▶ **What you will do**
Reproduce the material in full, unchanged.

>>>

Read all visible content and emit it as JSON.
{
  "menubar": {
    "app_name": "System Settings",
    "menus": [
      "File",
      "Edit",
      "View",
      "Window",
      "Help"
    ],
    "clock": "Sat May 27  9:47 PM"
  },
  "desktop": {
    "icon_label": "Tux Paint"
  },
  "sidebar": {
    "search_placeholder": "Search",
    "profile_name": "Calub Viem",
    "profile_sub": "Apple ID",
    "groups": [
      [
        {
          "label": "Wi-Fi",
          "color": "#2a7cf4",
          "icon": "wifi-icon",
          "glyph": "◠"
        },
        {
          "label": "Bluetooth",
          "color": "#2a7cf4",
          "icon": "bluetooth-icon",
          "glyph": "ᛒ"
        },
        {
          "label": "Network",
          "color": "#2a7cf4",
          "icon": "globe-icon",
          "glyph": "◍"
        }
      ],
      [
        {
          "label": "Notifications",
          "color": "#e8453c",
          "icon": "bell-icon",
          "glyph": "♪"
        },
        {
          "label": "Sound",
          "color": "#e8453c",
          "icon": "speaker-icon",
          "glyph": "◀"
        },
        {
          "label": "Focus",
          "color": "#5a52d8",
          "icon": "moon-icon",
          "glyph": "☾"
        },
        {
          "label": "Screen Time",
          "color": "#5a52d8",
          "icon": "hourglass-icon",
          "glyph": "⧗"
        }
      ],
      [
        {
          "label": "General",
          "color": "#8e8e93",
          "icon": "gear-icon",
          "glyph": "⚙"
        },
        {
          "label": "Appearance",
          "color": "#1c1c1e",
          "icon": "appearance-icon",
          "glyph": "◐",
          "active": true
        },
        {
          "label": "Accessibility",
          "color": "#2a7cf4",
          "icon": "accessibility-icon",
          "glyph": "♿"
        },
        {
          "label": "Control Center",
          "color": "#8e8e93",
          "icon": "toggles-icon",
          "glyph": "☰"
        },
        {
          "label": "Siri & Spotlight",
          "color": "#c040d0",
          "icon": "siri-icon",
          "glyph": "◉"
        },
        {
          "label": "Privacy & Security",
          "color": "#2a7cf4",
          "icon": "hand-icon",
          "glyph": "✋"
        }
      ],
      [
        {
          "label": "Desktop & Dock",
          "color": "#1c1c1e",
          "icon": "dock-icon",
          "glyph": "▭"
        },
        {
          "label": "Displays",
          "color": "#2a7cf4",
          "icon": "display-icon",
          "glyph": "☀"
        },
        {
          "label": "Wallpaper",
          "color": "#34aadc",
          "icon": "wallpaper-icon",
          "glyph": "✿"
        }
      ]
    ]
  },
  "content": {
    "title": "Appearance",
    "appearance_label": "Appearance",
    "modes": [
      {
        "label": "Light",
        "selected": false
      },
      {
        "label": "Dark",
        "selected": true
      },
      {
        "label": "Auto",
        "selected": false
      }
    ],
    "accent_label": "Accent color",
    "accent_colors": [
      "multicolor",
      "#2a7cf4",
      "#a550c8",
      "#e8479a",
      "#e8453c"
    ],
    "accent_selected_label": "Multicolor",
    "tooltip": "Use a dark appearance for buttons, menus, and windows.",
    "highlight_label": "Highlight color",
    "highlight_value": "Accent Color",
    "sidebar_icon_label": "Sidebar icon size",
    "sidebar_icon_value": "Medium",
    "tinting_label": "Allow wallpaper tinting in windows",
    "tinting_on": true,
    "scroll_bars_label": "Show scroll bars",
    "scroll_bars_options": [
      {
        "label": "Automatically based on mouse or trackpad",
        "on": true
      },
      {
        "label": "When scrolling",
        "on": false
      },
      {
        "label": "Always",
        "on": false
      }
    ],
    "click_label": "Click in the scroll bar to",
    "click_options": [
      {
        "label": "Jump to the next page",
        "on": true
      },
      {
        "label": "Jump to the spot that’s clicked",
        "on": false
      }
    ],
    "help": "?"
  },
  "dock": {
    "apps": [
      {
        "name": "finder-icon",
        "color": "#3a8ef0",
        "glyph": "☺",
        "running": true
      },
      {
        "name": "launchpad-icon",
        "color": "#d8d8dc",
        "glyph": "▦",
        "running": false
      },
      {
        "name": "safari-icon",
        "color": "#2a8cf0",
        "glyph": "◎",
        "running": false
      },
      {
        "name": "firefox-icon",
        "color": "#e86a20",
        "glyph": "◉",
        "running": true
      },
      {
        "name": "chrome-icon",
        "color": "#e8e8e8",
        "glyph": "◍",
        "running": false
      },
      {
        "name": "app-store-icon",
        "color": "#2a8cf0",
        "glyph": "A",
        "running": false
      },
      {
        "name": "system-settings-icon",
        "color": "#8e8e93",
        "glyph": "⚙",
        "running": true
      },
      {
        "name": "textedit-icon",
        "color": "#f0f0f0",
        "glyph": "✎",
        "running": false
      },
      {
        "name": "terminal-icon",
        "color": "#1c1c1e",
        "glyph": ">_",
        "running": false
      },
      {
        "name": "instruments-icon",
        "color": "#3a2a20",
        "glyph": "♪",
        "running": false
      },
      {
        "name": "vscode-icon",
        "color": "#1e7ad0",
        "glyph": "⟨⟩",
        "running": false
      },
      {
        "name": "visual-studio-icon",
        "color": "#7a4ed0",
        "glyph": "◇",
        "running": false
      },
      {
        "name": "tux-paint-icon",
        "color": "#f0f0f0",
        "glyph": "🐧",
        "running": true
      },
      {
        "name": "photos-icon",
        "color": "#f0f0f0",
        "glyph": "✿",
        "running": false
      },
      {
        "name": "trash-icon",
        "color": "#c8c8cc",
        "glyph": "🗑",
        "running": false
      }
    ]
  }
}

<<<

▶ **Response to this task**
Read all visible content and emit it as JSON.
{
  "menubar": {
    "app_name": "System Settings",
    "menus": [
      "File",
      "Edit",
      "View",
      "Window",
      "Help"
    ],
    "clock": "Sat May 27  9:47 PM"
  },
  "desktop": {
    "icon_label": "Tux Paint"
  },
  "sidebar": {
    "search_placeholder": "Search",
    "profile_name": "Calub Viem",
    "profile_sub": "Apple ID",
    "groups": [
      [
        {
          "label": "Wi-Fi",
          "color": "#2a7cf4",
          "icon": "wifi-icon",
          "glyph": "◠"
        },
        {
          "label": "Bluetooth",
          "color": "#2a7cf4",
          "icon": "bluetooth-icon",
          "glyph": "ᛒ"
        },
        {
          "label": "Network",
          "color": "#2a7cf4",
          "icon": "globe-icon",
          "glyph": "◍"
        }
      ],
      [
        {
          "label": "Notifications",
          "color": "#e8453c",
          "icon": "bell-icon",
          "glyph": "♪"
        },
        {
          "label": "Sound",
          "color": "#e8453c",
          "icon": "speaker-icon",
          "glyph": "◀"
        },
        {
          "label": "Focus",
          "color": "#5a52d8",
          "icon": "moon-icon",
          "glyph": "☾"
        },
        {
          "label": "Screen Time",
          "color": "#5a52d8",
          "icon": "hourglass-icon",
          "glyph": "⧗"
        }
      ],
      [
        {
          "label": "General",
          "color": "#8e8e93",
          "icon": "gear-icon",
          "glyph": "⚙"
        },
        {
          "label": "Appearance",
          "color": "#1c1c1e",
          "icon": "appearance-icon",
          "glyph": "◐",
          "active": true
        },
        {
          "label": "Accessibility",
          "color": "#2a7cf4",
          "icon": "accessibility-icon",
          "glyph": "♿"
        },
        {
          "label": "Control Center",
          "color": "#8e8e93",
          "icon": "toggles-icon",
          "glyph": "☰"
        },
        {
          "label": "Siri & Spotlight",
          "color": "#c040d0",
          "icon": "siri-icon",
          "glyph": "◉"
        },
        {
          "label": "Privacy & Security",
          "color": "#2a7cf4",
          "icon": "hand-icon",
          "glyph": "✋"
        }
      ],
      [
        {
          "label": "Desktop & Dock",
          "color": "#1c1c1e",
          "icon": "dock-icon",
          "glyph": "▭"
        },
        {
          "label": "Displays",
          "color": "#2a7cf4",
          "icon": "display-icon",
          "glyph": "☀"
        },
        {
          "label": "Wallpaper",
          "color": "#34aadc",
          "icon": "wallpaper-icon",
          "glyph": "✿"
        }
      ]
    ]
  },
  "content": {
    "title": "Appearance",
    "appearance_label": "Appearance",
    "modes": [
      {
        "label": "Light",
        "selected": false
      },
      {
        "label": "Dark",
        "selected": true
      },
      {
        "label": "Auto",
        "selected": false
      }
    ],
    "accent_label": "Accent color",
    "accent_colors": [
      "multicolor",
      "#2a7cf4",
      "#a550c8",
      "#e8479a",
      "#e8453c"
    ],
    "accent_selected_label": "Multicolor",
    "tooltip": "Use a dark appearance for buttons, menus, and windows.",
    "highlight_label": "Highlight color",
    "highlight_value": "Accent Color",
    "sidebar_icon_label": "Sidebar icon size",
    "sidebar_icon_value": "Medium",
    "tinting_label": "Allow wallpaper tinting in windows",
    "tinting_on": true,
    "scroll_bars_label": "Show scroll bars",
    "scroll_bars_options": [
      {
        "label": "Automatically based on mouse or trackpad",
        "on": true
      },
      {
        "label": "When scrolling",
        "on": false
      },
      {
        "label": "Always",
        "on": false
      }
    ],
    "click_label": "Click in the scroll bar to",
    "click_options": [
      {
        "label": "Jump to the next page",
        "on": true
      },
      {
        "label": "Jump to the spot that’s clicked",
        "on": false
      }
    ],
    "help": "?"
  },
  "dock": {
    "apps": [
      {
        "name": "finder-icon",
        "color": "#3a8ef0",
        "glyph": "☺",
        "running": true
      },
      {
        "name": "launchpad-icon",
        "color": "#d8d8dc",
        "glyph": "▦",
        "running": false
      },
      {
        "name": "safari-icon",
        "color": "#2a8cf0",
        "glyph": "◎",
        "running": false
      },
      {
        "name": "firefox-icon",
        "color": "#e86a20",
        "glyph": "◉",
        "running": true
      },
      {
        "name": "chrome-icon",
        "color": "#e8e8e8",
        "glyph": "◍",
        "running": false
      },
      {
        "name": "app-store-icon",
        "color": "#2a8cf0",
        "glyph": "A",
        "running": false
      },
      {
        "name": "system-settings-icon",
        "color": "#8e8e93",
        "glyph": "⚙",
        "running": true
      },
      {
        "name": "textedit-icon",
        "color": "#f0f0f0",
        "glyph": "✎",
        "running": false
      },
      {
        "name": "terminal-icon",
        "color": "#1c1c1e",
        "glyph": ">_",
        "running": false
      },
      {
        "name": "instruments-icon",
        "color": "#3a2a20",
        "glyph": "♪",
        "running": false
      },
      {
        "name": "vscode-icon",
        "color": "#1e7ad0",
        "glyph": "⟨⟩",
        "running": false
      },
      {
        "name": "visual-studio-icon",
        "color": "#7a4ed0",
        "glyph": "◇",
        "running": false
      },
      {
        "name": "tux-paint-icon",
        "color": "#f0f0f0",
        "glyph": "🐧",
        "running": true
      },
      {
        "name": "photos-icon",
        "color": "#f0f0f0",
        "glyph": "✿",
        "running": false
      },
      {
        "name": "trash-icon",
        "color": "#c8c8cc",
        "glyph": "🗑",
        "running": false
      }
    ]
  }
}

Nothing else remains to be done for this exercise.